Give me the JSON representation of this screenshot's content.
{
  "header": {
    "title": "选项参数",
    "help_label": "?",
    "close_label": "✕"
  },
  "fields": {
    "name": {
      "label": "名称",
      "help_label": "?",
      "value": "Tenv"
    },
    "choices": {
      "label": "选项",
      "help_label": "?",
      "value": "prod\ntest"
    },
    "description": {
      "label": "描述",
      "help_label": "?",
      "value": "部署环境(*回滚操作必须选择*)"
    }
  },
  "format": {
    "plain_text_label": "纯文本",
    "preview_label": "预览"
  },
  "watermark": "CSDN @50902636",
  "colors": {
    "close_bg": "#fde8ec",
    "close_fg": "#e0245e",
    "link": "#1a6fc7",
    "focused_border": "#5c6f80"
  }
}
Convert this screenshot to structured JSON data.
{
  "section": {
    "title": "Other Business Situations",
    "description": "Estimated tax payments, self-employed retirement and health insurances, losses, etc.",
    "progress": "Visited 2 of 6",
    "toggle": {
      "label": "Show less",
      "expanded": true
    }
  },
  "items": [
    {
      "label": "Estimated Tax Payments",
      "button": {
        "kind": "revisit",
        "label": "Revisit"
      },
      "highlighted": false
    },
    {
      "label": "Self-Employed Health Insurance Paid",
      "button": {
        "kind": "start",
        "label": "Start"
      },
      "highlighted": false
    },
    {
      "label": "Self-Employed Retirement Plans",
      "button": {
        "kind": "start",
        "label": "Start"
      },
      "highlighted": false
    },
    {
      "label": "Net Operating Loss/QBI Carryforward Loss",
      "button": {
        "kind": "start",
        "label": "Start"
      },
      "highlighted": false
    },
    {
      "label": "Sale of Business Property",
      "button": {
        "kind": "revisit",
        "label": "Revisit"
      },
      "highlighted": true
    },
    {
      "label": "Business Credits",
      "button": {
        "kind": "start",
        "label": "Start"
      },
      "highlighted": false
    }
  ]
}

--*--

SHORT PROBLEM:
Give the data again, exactly as it stands.

THE COMPLETED TASK:
Give me the JSON representation of this screenshot's content.
{
  "header": {
    "title": "选项参数",
    "help_label": "?",
    "close_label": "✕"
  },
  "fields": {
    "name": {
      "label": "名称",
      "help_label": "?",
      "value": "Tenv"
    },
    "choices": {
      "label": "选项",
      "help_label": "?",
      "value": "prod\ntest"
    },
    "description": {
      "label": "描述",
      "help_label": "?",
      "value": "部署环境(*回滚操作必须选择*)"
    }
  },
  "format": {
    "plain_text_label": "纯文本",
    "preview_label": "预览"
  },
  "watermark": "CSDN @50902636",
  "colors": {
    "close_bg": "#fde8ec",
    "close_fg": "#e0245e",
    "link": "#1a6fc7",
    "focused_border": "#5c6f80"
  }
}
Convert this screenshot to structured JSON data.
{
  "section": {
    "title": "Other Business Situations",
    "description": "Estimated tax payments, self-employed retirement and health insurances, losses, etc.",
    "progress": "Visited 2 of 6",
    "toggle": {
      "label": "Show less",
      "expanded": true
    }
  },
  "items": [
    {
      "label": "Estimated Tax Payments",
      "button": {
        "kind": "revisit",
        "label": "Revisit"
      },
      "highlighted": false
    },
    {
      "label": "Self-Employed Health Insurance Paid",
      "button": {
        "kind": "start",
        "label": "Start"
      },
      "highlighted": false
    },
    {
      "label": "Self-Employed Retirement Plans",
      "button": {
        "kind": "start",
        "label": "Start"
      },
      "highlighted": false
    },
    {
      "label": "Net Operating Loss/QBI Carryforward Loss",
      "button": {
        "kind": "start",
        "label": "Start"
      },
      "highlighted": false
    },
    {
      "label": "Sale of Business Property",
      "button": {
        "kind": "revisit",
        "label": "Revisit"
      },
      "highlighted": true
    },
    {
      "label": "Business Credits",
      "button": {
        "kind": "start",
        "label": "Start"
      },
      "highlighted": false
    }
  ]
}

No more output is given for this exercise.